┌─ Source text
Questions surrounding the mercurial French forward will grow ever louder if he posts another season without a major trophy. With the countdown to the 2026 World Cup firmly on, The Game Magazine columnist Andy Murray wonders if Mbappe has already had his peak.

From the Paris suburbs to Madrid, Kylian Mbappé’s career has been built on speed, timing and development. At 12, Kylian Mbappé sat in Zinedine Zidane’s car on the way to Real Madrid’s training ground, an early marker of the path he would take years later. He started in Bondy, where coaching at AS Bondy under his father Wilfried and guidance from his mother Fayza Lamari set the base.

Clairefontaine refined the talent that had already attracted Europe’s elite. Monaco gave him first-team minutes and a record as the club’s youngest debutant, then a breakout season that led to Paris Saint-Germain. With PSG, he became a global figure and a World Cup winner with France at 19. Madrid now provides the platform and expectations that come with LaLiga, the Bernabéu and leadership for Les Bleus. This article traces the places, mentors and positions that formed his game.

Real Madrid 10 Mbappe
IMAGO / nogueirafoto | Kylian Mbappé (Real Madrid) during the friendly match against Tirol at Tivoli Stadium, Innsbruck, August 12, 2025.

Has Kylian Mbappe already missed out on the Ballon d’Or that seemed inevitable?

By Andy Murray

Kylian Mbappe sat in Zinedine Zidane’s car and didn’t know what to do.

It was 2012, and arguably the finest footballer France had ever produced, now Real Madrid’s sporting director, had just picked up the precocious 12-year-old from the Spanish capital’s Barajas Airport and was about to drive Mbappe to los Blancos’ Valdebebas training ground for a tour and meet-and-greet. An awestruck Mbappe asked Zizou if he should remove his shoes.
└─
┌─ Provided material
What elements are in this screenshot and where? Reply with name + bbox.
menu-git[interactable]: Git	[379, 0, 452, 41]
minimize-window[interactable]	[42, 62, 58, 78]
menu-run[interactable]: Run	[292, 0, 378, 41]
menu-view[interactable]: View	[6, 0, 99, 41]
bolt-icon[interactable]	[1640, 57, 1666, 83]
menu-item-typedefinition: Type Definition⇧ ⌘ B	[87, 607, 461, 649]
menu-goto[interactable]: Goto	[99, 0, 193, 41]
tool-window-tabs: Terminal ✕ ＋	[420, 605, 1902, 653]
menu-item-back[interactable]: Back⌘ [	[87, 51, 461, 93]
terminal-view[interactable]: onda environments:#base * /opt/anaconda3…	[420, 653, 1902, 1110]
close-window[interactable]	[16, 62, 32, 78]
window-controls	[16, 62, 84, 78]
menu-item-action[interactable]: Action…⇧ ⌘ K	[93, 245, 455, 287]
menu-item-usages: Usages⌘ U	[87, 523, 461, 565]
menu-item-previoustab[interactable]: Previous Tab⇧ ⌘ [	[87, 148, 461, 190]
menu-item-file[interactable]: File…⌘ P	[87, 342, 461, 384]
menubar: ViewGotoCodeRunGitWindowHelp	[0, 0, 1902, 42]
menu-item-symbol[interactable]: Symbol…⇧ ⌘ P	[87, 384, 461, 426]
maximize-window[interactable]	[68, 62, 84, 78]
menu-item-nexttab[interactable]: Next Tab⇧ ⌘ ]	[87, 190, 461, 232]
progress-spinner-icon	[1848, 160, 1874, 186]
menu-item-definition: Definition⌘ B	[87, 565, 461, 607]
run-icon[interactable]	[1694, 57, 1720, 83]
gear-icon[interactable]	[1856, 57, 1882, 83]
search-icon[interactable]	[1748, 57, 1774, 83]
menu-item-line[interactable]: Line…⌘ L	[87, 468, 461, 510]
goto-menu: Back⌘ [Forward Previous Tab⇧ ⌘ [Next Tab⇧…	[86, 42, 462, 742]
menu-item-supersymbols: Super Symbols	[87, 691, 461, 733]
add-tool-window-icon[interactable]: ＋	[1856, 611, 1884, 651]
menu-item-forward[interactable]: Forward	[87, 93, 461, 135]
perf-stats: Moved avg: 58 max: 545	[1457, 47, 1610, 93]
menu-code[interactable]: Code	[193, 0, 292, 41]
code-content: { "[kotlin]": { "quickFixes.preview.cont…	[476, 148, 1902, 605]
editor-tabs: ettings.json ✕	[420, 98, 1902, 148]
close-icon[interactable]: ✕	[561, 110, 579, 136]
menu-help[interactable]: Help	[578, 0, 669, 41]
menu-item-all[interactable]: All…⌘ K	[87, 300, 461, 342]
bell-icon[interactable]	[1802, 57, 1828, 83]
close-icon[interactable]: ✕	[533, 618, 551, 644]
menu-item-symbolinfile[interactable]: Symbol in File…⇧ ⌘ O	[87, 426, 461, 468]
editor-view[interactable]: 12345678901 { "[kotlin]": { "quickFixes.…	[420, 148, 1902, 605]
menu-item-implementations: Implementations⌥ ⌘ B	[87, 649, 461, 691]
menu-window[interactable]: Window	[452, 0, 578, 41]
└─
> **What to work on**:
1. List every football club named in the Mbappé article.
2. Repeat the records exactly, from their first line through the line containing "57, 1666, 83]".

> **Full solutions**:
1. AS Bondy, Monaco, Paris Saint-Germain, Real Madrid, Tirol

2.
What elements are in this screenshot and where? Reply with name + bbox.
menu-git[interactable]: Git	[379, 0, 452, 41]
minimize-window[interactable]	[42, 62, 58, 78]
menu-run[interactable]: Run	[292, 0, 378, 41]
menu-view[interactable]: View	[6, 0, 99, 41]
bolt-icon[interactable]	[1640, 57, 1666, 83]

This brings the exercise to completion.